Problem details - Images excluded, repeat each entry below exactly.

Task material -
# # # # #

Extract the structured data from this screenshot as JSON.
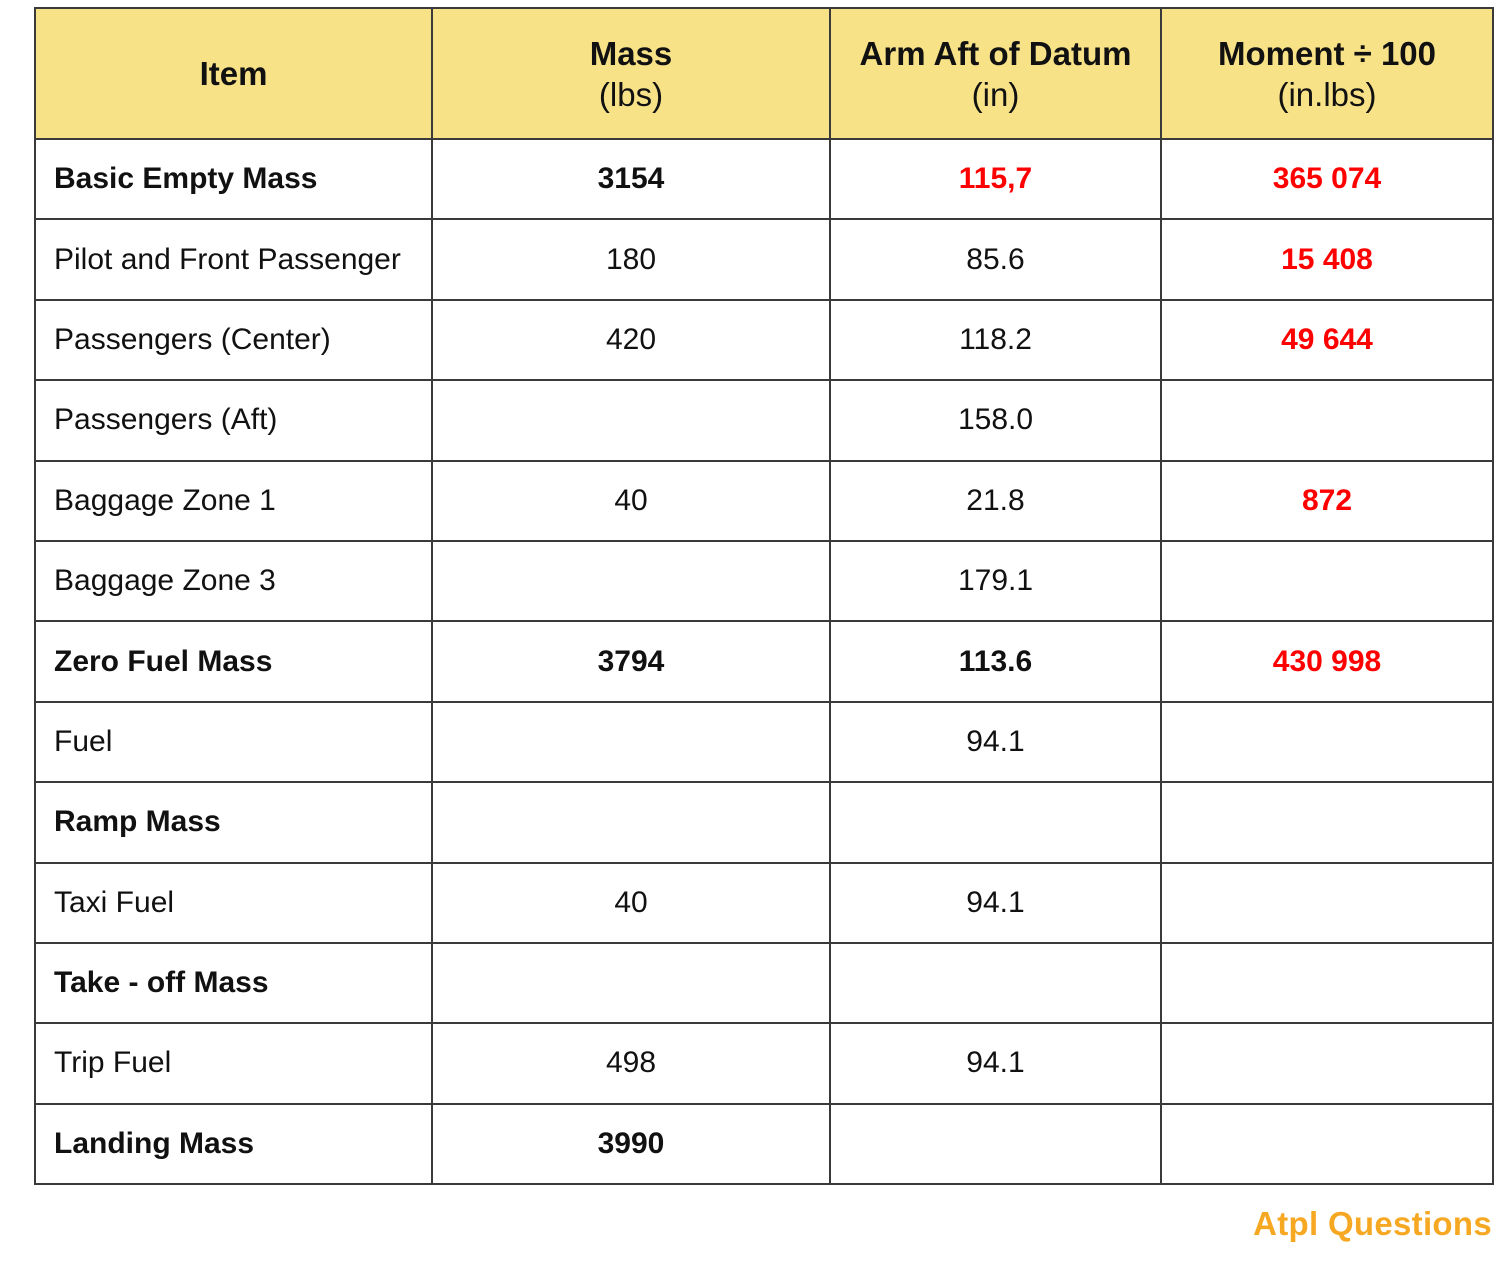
{
  "headers": [
    {
      "label": "Item",
      "unit": ""
    },
    {
      "label": "Mass",
      "unit": "(lbs)"
    },
    {
      "label": "Arm Aft of Datum",
      "unit": "(in)"
    },
    {
      "label": "Moment ÷ 100",
      "unit": "(in.lbs)"
    }
  ],
  "rows": [
    {
      "item": "Basic Empty Mass",
      "mass": "3154",
      "arm": "115,7",
      "moment": "365 074",
      "bold": true,
      "arm_highlight": true,
      "moment_highlight": true
    },
    {
      "item": "Pilot and Front Passenger",
      "mass": "180",
      "arm": "85.6",
      "moment": "15 408",
      "bold": false,
      "arm_highlight": false,
      "moment_highlight": true
    },
    {
      "item": "Passengers (Center)",
      "mass": "420",
      "arm": "118.2",
      "moment": "49 644",
      "bold": false,
      "arm_highlight": false,
      "moment_highlight": true
    },
    {
      "item": "Passengers (Aft)",
      "mass": "",
      "arm": "158.0",
      "moment": "",
      "bold": false,
      "arm_highlight": false,
      "moment_highlight": false
    },
    {
      "item": "Baggage Zone 1",
      "mass": "40",
      "arm": "21.8",
      "moment": "872",
      "bold": false,
      "arm_highlight": false,
      "moment_highlight": true
    },
    {
      "item": "Baggage Zone 3",
      "mass": "",
      "arm": "179.1",
      "moment": "",
      "bold": false,
      "arm_highlight": false,
      "moment_highlight": false
    },
    {
      "item": "Zero Fuel Mass",
      "mass": "3794",
      "arm": "113.6",
      "moment": "430 998",
      "bold": true,
      "arm_highlight": false,
      "moment_highlight": true
    },
    {
      "item": "Fuel",
      "mass": "",
      "arm": "94.1",
      "moment": "",
      "bold": false,
      "arm_highlight": false,
      "moment_highlight": false
    },
    {
      "item": "Ramp Mass",
      "mass": "",
      "arm": "",
      "moment": "",
      "bold": true,
      "arm_highlight": false,
      "moment_highlight": false
    },
    {
      "item": "Taxi Fuel",
      "mass": "40",
      "arm": "94.1",
      "moment": "",
      "bold": false,
      "arm_highlight": false,
      "moment_highlight": false
    },
    {
      "item": "Take - off Mass",
      "mass": "",
      "arm": "",
      "moment": "",
      "bold": true,
      "arm_highlight": false,
      "moment_highlight": false
    },
    {
      "item": "Trip Fuel",
      "mass": "498",
      "arm": "94.1",
      "moment": "",
      "bold": false,
      "arm_highlight": false,
      "moment_highlight": false
    },
    {
      "item": "Landing Mass",
      "mass": "3990",
      "arm": "",
      "moment": "",
      "bold": true,
      "arm_highlight": false,
      "moment_highlight": false
    }
  ],
  "brand": "Atpl Questions",
  "colors": {
    "header_bg": "#f8e287",
    "highlight": "#ff0000",
    "brand": "#f6a823",
    "border": "#3a3a3a"
  }
}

# # # # #

Solution below -
Extract the structured data from this screenshot as JSON.
{
  "headers": [
    {
      "label": "Item",
      "unit": ""
    },
    {
      "label": "Mass",
      "unit": "(lbs)"
    },
    {
      "label": "Arm Aft of Datum",
      "unit": "(in)"
    },
    {
      "label": "Moment ÷ 100",
      "unit": "(in.lbs)"
    }
  ],
  "rows": [
    {
      "item": "Basic Empty Mass",
      "mass": "3154",
      "arm": "115,7",
      "moment": "365 074",
      "bold": true,
      "arm_highlight": true,
      "moment_highlight": true
    },
    {
      "item": "Pilot and Front Passenger",
      "mass": "180",
      "arm": "85.6",
      "moment": "15 408",
      "bold": false,
      "arm_highlight": false,
      "moment_highlight": true
    },
    {
      "item": "Passengers (Center)",
      "mass": "420",
      "arm": "118.2",
      "moment": "49 644",
      "bold": false,
      "arm_highlight": false,
      "moment_highlight": true
    },
    {
      "item": "Passengers (Aft)",
      "mass": "",
      "arm": "158.0",
      "moment": "",
      "bold": false,
      "arm_highlight": false,
      "moment_highlight": false
    },
    {
      "item": "Baggage Zone 1",
      "mass": "40",
      "arm": "21.8",
      "moment": "872",
      "bold": false,
      "arm_highlight": false,
      "moment_highlight": true
    },
    {
      "item": "Baggage Zone 3",
      "mass": "",
      "arm": "179.1",
      "moment": "",
      "bold": false,
      "arm_highlight": false,
      "moment_highlight": false
    },
    {
      "item": "Zero Fuel Mass",
      "mass": "3794",
      "arm": "113.6",
      "moment": "430 998",
      "bold": true,
      "arm_highlight": false,
      "moment_highlight": true
    },
    {
      "item": "Fuel",
      "mass": "",
      "arm": "94.1",
      "moment": "",
      "bold": false,
      "arm_highlight": false,
      "moment_highlight": false
    },
    {
      "item": "Ramp Mass",
      "mass": "",
      "arm": "",
      "moment": "",
      "bold": true,
      "arm_highlight": false,
      "moment_highlight": false
    },
    {
      "item": "Taxi Fuel",
      "mass": "40",
      "arm": "94.1",
      "moment": "",
      "bold": false,
      "arm_highlight": false,
      "moment_highlight": false
    },
    {
      "item": "Take - off Mass",
      "mass": "",
      "arm": "",
      "moment": "",
      "bold": true,
      "arm_highlight": false,
      "moment_highlight": false
    },
    {
      "item": "Trip Fuel",
      "mass": "498",
      "arm": "94.1",
      "moment": "",
      "bold": false,
      "arm_highlight": false,
      "moment_highlight": false
    },
    {
      "item": "Landing Mass",
      "mass": "3990",
      "arm": "",
      "moment": "",
      "bold": true,
      "arm_highlight": false,
      "moment_highlight": false
    }
  ],
  "brand": "Atpl Questions",
  "colors": {
    "header_bg": "#f8e287",
    "highlight": "#ff0000",
    "brand": "#f6a823",
    "border": "#3a3a3a"
  }
}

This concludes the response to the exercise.